DO THIS | Determine how many lines of the material hold the string "Bruce" and reply with only that number.
▬▬▬
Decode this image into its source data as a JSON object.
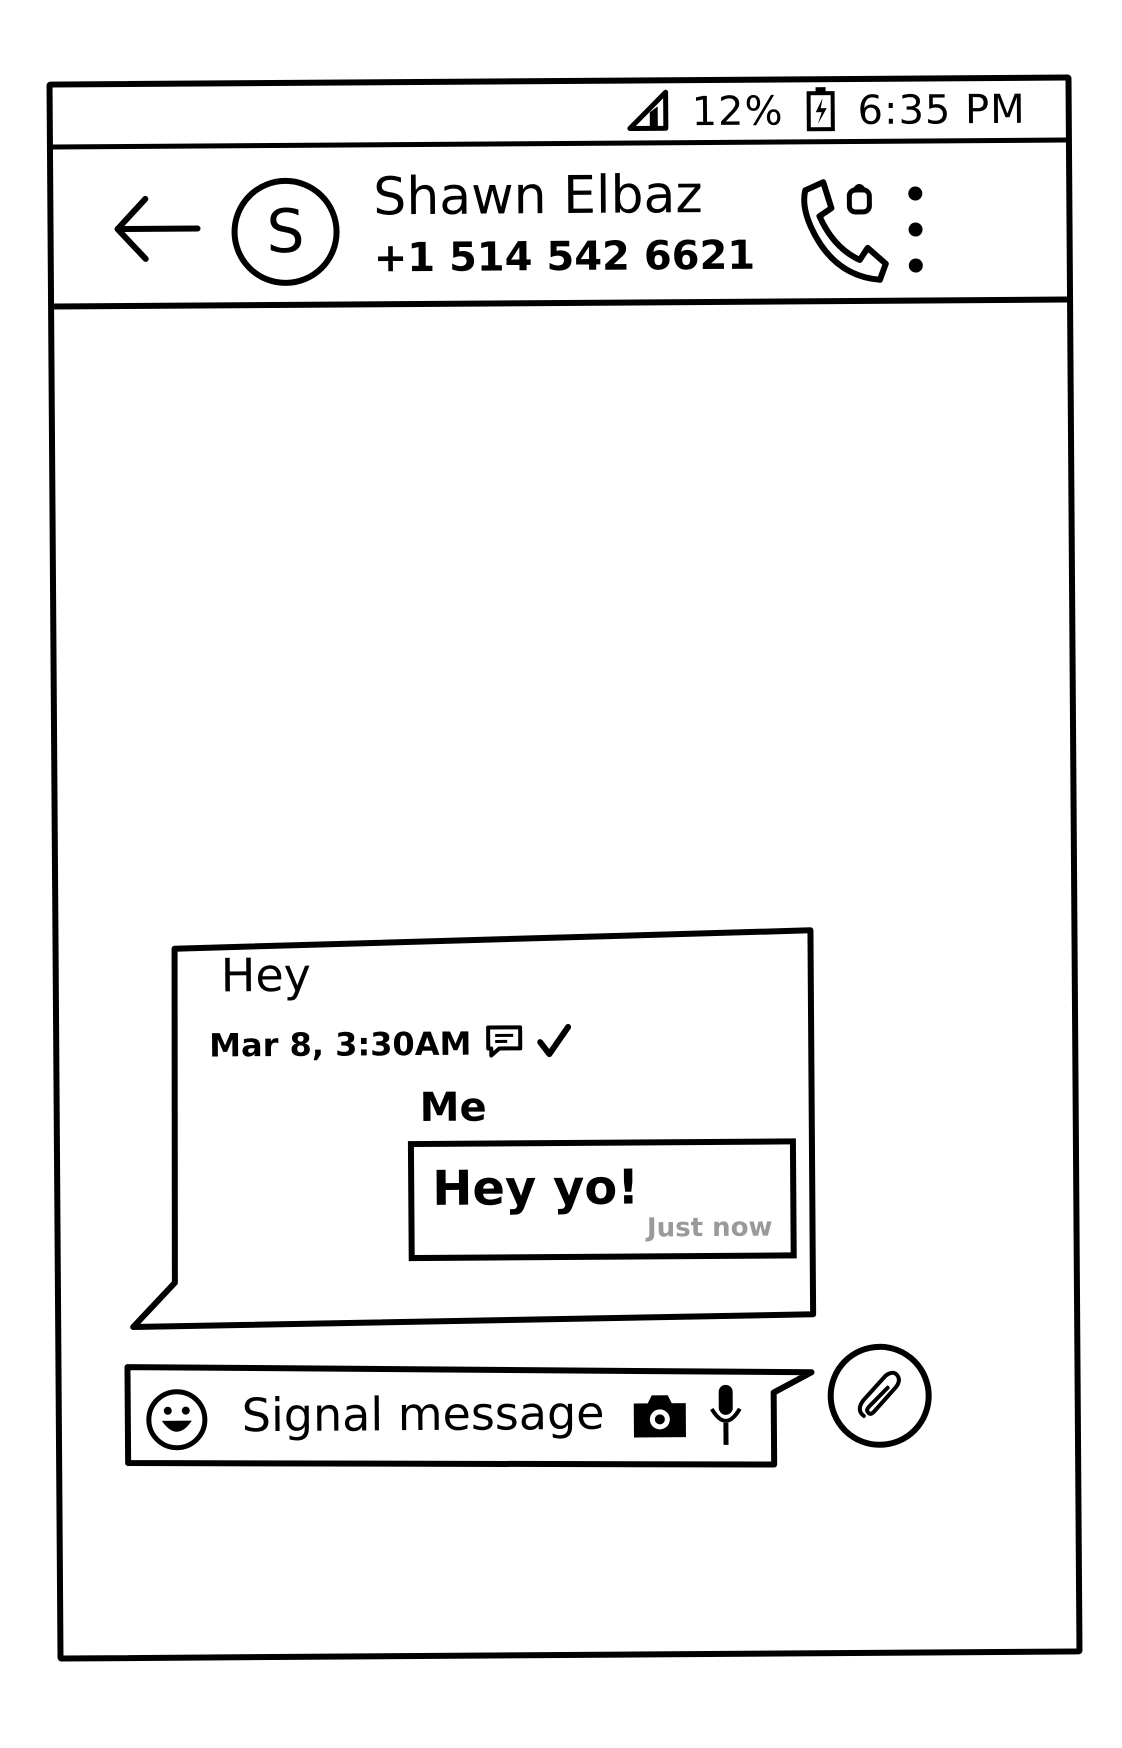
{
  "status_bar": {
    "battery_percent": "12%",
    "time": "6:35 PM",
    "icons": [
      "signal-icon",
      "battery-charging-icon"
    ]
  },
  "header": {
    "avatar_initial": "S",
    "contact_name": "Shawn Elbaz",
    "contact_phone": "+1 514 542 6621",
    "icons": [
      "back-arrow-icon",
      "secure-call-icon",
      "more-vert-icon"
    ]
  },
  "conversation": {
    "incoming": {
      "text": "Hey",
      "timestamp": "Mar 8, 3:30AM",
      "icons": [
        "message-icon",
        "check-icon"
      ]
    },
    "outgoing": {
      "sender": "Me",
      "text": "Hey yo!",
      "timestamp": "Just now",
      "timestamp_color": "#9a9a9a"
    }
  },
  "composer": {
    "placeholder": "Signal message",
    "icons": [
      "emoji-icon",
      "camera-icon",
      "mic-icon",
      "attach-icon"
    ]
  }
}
▬▬▬
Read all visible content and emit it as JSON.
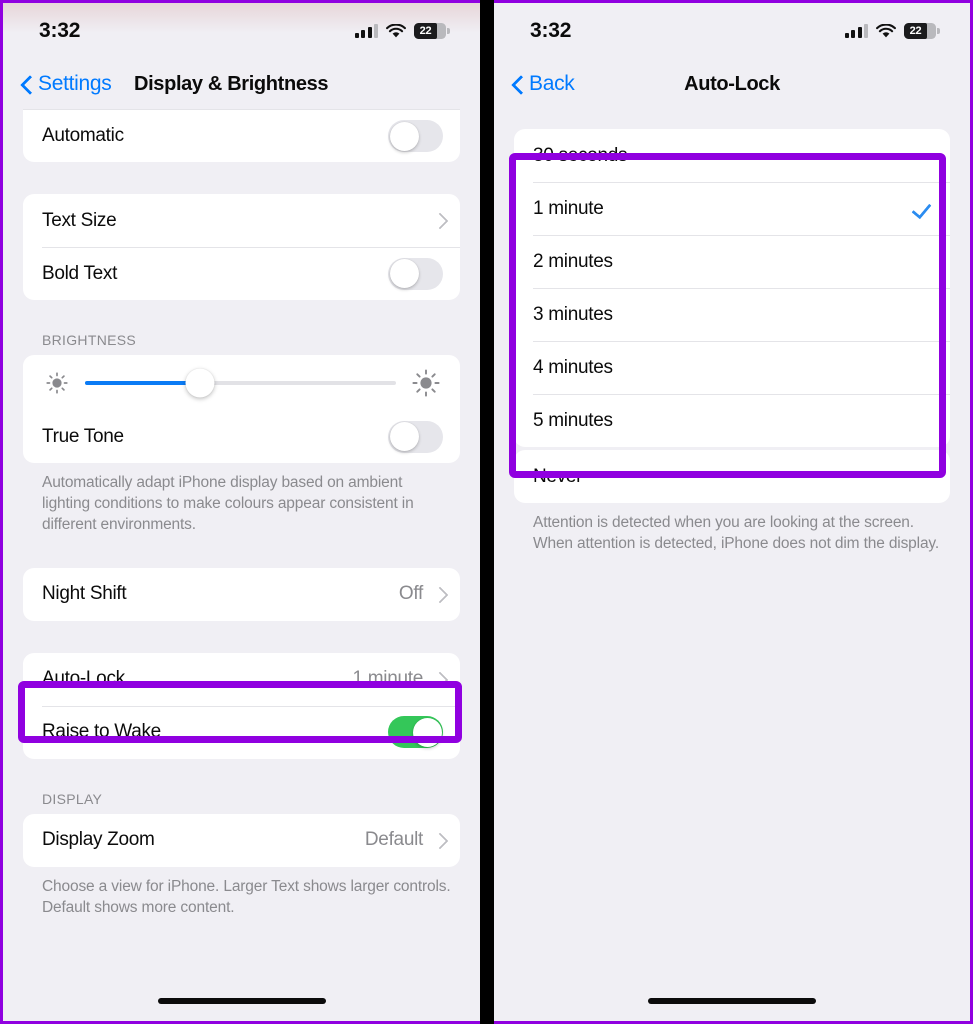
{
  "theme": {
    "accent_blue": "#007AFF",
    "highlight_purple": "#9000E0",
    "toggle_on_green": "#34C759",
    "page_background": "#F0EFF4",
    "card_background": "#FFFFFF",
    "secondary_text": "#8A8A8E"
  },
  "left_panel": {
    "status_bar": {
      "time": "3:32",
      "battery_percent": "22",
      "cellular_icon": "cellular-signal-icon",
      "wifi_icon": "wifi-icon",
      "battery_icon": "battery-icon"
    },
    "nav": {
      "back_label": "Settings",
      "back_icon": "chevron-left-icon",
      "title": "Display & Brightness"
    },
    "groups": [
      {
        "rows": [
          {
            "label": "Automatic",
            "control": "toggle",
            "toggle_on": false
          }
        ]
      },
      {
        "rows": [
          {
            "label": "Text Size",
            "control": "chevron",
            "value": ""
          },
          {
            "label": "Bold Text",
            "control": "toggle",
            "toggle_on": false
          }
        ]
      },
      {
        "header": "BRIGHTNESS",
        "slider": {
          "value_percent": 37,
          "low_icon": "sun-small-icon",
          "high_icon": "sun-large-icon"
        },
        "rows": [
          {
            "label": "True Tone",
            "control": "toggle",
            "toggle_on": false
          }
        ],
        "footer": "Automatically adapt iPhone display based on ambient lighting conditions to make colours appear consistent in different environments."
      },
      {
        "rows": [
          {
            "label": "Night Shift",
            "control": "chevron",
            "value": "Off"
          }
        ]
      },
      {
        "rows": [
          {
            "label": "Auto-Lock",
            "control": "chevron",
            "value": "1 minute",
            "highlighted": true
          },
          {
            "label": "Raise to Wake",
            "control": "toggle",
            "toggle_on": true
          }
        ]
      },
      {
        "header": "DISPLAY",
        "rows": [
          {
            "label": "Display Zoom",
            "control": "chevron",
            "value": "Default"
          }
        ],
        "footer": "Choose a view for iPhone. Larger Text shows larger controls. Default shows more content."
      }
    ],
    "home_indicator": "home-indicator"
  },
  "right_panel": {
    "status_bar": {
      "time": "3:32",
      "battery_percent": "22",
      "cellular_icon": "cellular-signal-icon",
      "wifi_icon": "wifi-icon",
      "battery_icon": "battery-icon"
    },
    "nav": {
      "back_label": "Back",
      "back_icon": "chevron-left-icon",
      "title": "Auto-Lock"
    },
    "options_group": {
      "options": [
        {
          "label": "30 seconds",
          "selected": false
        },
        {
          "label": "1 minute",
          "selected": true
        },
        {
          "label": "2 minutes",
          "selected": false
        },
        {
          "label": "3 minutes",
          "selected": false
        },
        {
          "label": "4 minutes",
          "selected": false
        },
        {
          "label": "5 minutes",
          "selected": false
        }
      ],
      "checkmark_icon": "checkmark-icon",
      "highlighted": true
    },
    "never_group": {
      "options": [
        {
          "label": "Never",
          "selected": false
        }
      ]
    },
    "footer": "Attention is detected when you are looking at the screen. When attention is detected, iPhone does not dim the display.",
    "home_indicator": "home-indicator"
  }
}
▬▬▬
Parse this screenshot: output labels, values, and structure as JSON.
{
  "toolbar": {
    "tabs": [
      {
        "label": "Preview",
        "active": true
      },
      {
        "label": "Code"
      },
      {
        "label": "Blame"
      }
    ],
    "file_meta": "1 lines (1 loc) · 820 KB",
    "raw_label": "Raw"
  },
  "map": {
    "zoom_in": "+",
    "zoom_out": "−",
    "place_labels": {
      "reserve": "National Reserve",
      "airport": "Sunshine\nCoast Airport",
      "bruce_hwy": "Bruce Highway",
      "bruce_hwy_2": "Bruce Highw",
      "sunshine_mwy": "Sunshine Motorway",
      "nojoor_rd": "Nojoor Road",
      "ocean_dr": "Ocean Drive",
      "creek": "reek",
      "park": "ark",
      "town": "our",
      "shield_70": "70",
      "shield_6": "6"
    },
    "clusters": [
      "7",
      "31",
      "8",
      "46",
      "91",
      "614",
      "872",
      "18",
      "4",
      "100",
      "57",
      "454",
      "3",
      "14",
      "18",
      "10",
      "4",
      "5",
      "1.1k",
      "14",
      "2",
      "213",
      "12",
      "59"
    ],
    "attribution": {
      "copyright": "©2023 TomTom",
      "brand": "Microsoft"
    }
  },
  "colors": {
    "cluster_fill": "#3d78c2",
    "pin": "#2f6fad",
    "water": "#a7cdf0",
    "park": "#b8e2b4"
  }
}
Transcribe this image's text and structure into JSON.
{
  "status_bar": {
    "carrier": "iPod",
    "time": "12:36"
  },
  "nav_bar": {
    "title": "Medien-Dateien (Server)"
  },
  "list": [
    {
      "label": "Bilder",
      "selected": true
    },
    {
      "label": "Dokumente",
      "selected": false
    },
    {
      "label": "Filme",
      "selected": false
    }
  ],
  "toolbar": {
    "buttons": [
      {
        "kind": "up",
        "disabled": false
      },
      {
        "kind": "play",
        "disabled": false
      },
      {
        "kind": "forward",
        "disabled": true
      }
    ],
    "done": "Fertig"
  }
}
▬▬▬
ANSWER TO THE EXERCISE | 2